## Challenge
The data below should be printed in full, exactly, and without any of its images.
== Supplied records ==
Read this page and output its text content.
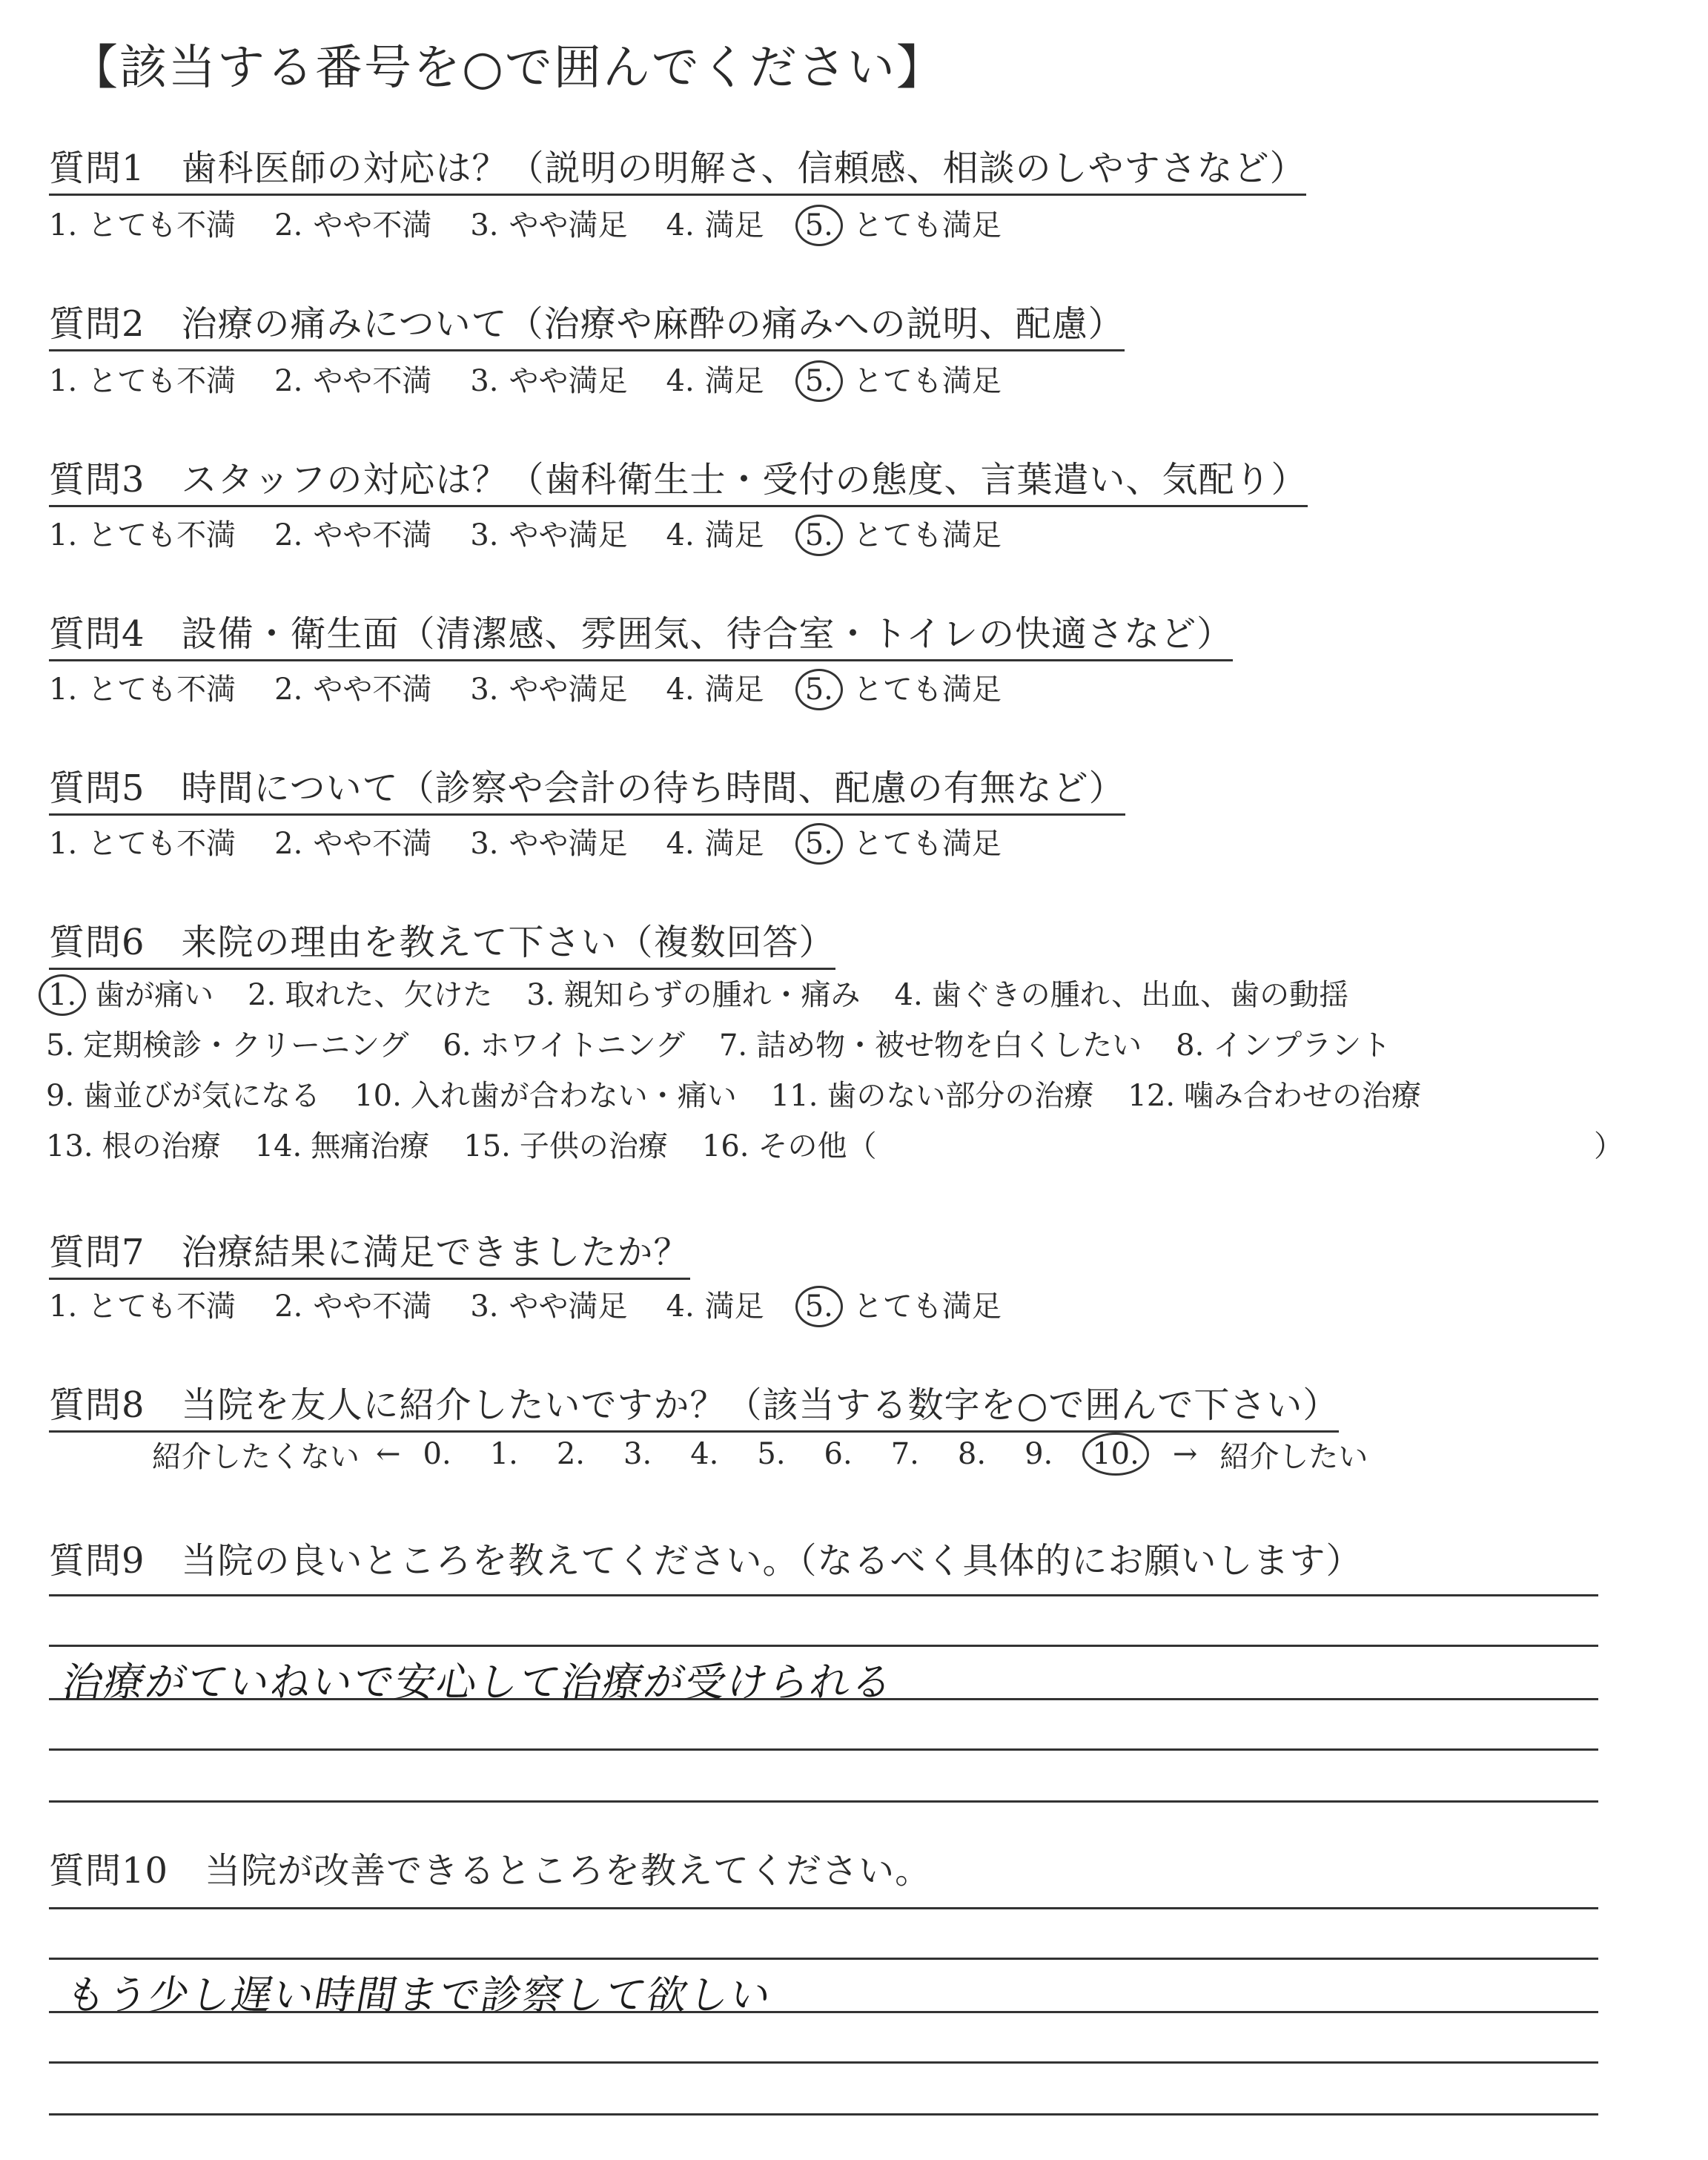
【該当する番号を○で囲んでください】
質問1　歯科医師の対応は？（説明の明解さ、信頼感、相談のしやすさなど）
1. とても不満 2. やや不満 3. やや満足 4. 満足 5. とても満足
質問2　治療の痛みについて（治療や麻酔の痛みへの説明、配慮）
1. とても不満 2. やや不満 3. やや満足 4. 満足 5. とても満足
質問3　スタッフの対応は？（歯科衛生士・受付の態度、言葉遣い、気配り）
1. とても不満 2. やや不満 3. やや満足 4. 満足 5. とても満足
質問4　設備・衛生面（清潔感、雰囲気、待合室・トイレの快適さなど）
1. とても不満 2. やや不満 3. やや満足 4. 満足 5. とても満足
質問5　時間について（診察や会計の待ち時間、配慮の有無など）
1. とても不満 2. やや不満 3. やや満足 4. 満足 5. とても満足
質問6　来院の理由を教えて下さい（複数回答）
1. 歯が痛い 2. 取れた、欠けた 3. 親知らずの腫れ・痛み 4. 歯ぐきの腫れ、出血、歯の動揺
5. 定期検診・クリーニング 6. ホワイトニング 7. 詰め物・被せ物を白くしたい 8. インプラント
9. 歯並びが気になる 10. 入れ歯が合わない・痛い 11. 歯のない部分の治療 12. 噛み合わせの治療
13. 根の治療 14. 無痛治療 15. 子供の治療 16. その他（	）
質問7　治療結果に満足できましたか？
1. とても不満 2. やや不満 3. やや満足 4. 満足 5. とても満足
質問8　当院を友人に紹介したいですか？（該当する数字を○で囲んで下さい）
紹介したくない ← 0. 1. 2. 3. 4. 5. 6. 7. 8. 9.	10.	→ 紹介したい
質問9　当院の良いところを教えてください。（なるべく具体的にお願いします）
治療がていねいで安心して治療が受けられる
質問10　当院が改善できるところを教えてください。
もう少し遅い時間まで診察して欲しい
===
## Answer for this exercise
Read this page and output its text content.
【該当する番号を○で囲んでください】
質問1　歯科医師の対応は？（説明の明解さ、信頼感、相談のしやすさなど）
1. とても不満 2. やや不満 3. やや満足 4. 満足 5. とても満足
質問2　治療の痛みについて（治療や麻酔の痛みへの説明、配慮）
1. とても不満 2. やや不満 3. やや満足 4. 満足 5. とても満足
質問3　スタッフの対応は？（歯科衛生士・受付の態度、言葉遣い、気配り）
1. とても不満 2. やや不満 3. やや満足 4. 満足 5. とても満足
質問4　設備・衛生面（清潔感、雰囲気、待合室・トイレの快適さなど）
1. とても不満 2. やや不満 3. やや満足 4. 満足 5. とても満足
質問5　時間について（診察や会計の待ち時間、配慮の有無など）
1. とても不満 2. やや不満 3. やや満足 4. 満足 5. とても満足
質問6　来院の理由を教えて下さい（複数回答）
1. 歯が痛い 2. 取れた、欠けた 3. 親知らずの腫れ・痛み 4. 歯ぐきの腫れ、出血、歯の動揺
5. 定期検診・クリーニング 6. ホワイトニング 7. 詰め物・被せ物を白くしたい 8. インプラント
9. 歯並びが気になる 10. 入れ歯が合わない・痛い 11. 歯のない部分の治療 12. 噛み合わせの治療
13. 根の治療 14. 無痛治療 15. 子供の治療 16. その他（	）
質問7　治療結果に満足できましたか？
1. とても不満 2. やや不満 3. やや満足 4. 満足 5. とても満足
質問8　当院を友人に紹介したいですか？（該当する数字を○で囲んで下さい）
紹介したくない ← 0. 1. 2. 3. 4. 5. 6. 7. 8. 9.	10.	→ 紹介したい
質問9　当院の良いところを教えてください。（なるべく具体的にお願いします）
治療がていねいで安心して治療が受けられる
質問10　当院が改善できるところを教えてください。
もう少し遅い時間まで診察して欲しい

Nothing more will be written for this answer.